**Exercise brief:**
In the entries below, find every line with "Read" and copy it.
==============================
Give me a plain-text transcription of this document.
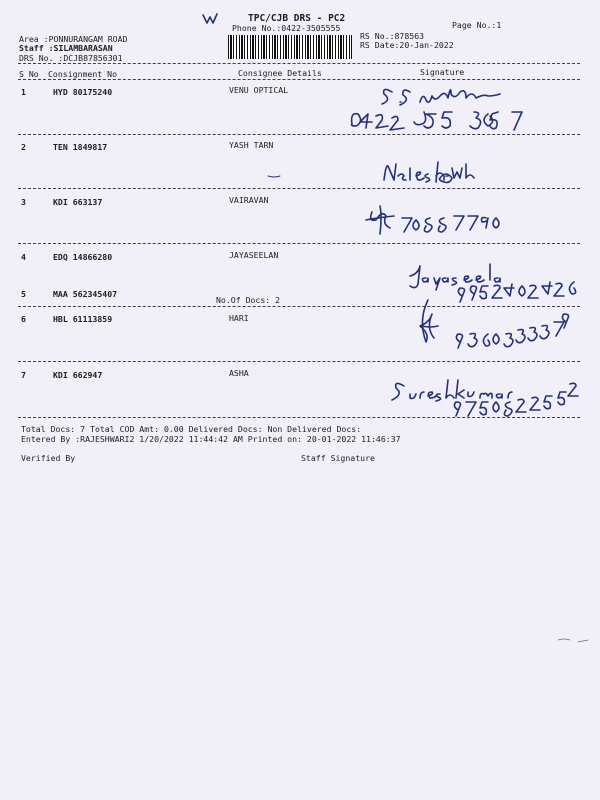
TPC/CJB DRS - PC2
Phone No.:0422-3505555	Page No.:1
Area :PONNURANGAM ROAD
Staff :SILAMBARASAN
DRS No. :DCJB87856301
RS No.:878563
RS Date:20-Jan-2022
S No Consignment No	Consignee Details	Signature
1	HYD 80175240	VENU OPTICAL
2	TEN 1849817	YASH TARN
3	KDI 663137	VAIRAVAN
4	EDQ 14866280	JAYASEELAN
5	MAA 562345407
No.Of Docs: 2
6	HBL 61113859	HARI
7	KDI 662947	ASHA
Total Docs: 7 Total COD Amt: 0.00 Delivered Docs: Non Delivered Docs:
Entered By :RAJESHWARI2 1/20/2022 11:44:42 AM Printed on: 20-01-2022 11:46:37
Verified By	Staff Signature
==============================
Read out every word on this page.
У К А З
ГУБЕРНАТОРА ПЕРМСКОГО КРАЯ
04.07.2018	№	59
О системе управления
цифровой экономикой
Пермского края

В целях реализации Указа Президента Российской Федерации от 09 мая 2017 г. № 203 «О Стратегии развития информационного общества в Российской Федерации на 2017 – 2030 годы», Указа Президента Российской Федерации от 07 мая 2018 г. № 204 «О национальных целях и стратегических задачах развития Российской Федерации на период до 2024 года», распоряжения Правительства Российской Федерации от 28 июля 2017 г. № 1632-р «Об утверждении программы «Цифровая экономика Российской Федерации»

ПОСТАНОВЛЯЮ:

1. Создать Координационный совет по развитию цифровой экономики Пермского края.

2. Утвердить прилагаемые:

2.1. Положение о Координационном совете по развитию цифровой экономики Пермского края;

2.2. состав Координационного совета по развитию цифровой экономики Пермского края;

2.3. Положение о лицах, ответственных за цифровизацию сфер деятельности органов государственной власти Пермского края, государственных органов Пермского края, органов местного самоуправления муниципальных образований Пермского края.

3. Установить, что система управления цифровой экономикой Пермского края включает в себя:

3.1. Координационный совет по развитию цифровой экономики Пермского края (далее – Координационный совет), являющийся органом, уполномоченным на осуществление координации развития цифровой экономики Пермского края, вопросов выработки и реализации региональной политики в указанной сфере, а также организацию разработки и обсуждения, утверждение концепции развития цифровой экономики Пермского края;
==============================
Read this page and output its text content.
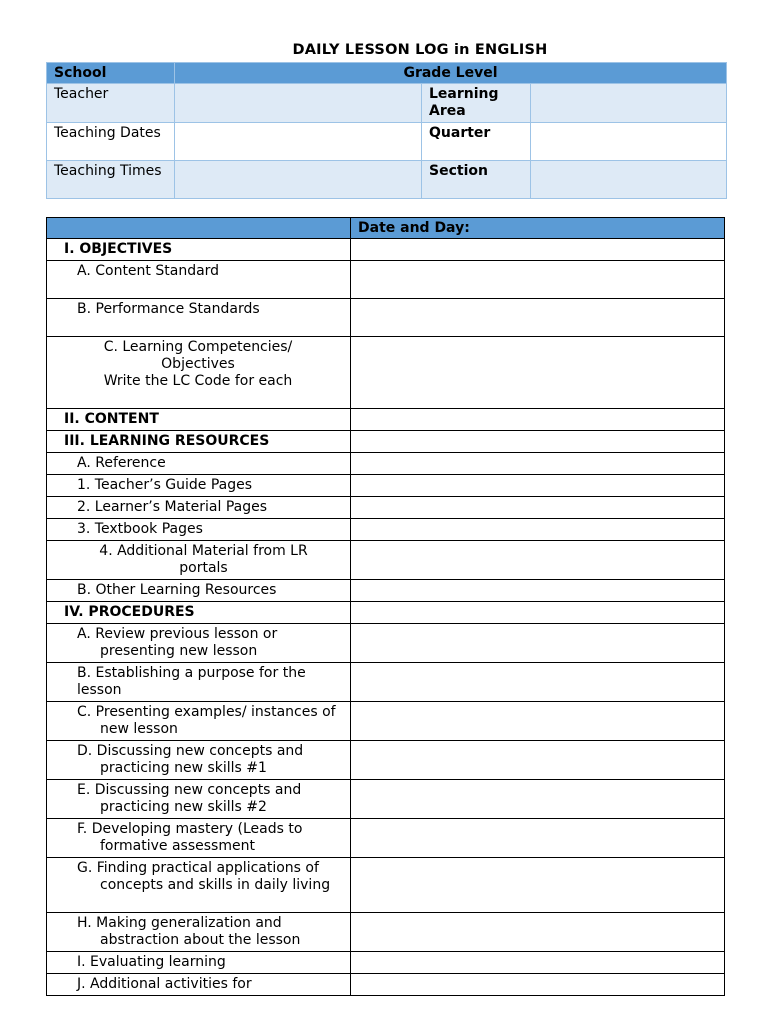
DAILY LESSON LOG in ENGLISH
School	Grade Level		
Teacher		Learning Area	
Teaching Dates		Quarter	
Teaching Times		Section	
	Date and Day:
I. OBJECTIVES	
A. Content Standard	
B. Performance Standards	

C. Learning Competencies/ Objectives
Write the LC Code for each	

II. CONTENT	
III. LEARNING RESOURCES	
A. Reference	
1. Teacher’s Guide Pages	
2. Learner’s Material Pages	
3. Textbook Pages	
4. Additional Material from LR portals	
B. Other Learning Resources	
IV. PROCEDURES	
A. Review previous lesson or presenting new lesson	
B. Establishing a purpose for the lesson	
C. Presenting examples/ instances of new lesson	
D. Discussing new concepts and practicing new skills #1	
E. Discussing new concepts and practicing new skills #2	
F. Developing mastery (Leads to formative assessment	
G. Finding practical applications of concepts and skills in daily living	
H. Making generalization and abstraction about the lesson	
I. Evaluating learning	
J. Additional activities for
==============================
**Solution to this exercise:**
Read out every word on this page.
Read this page and output its text content.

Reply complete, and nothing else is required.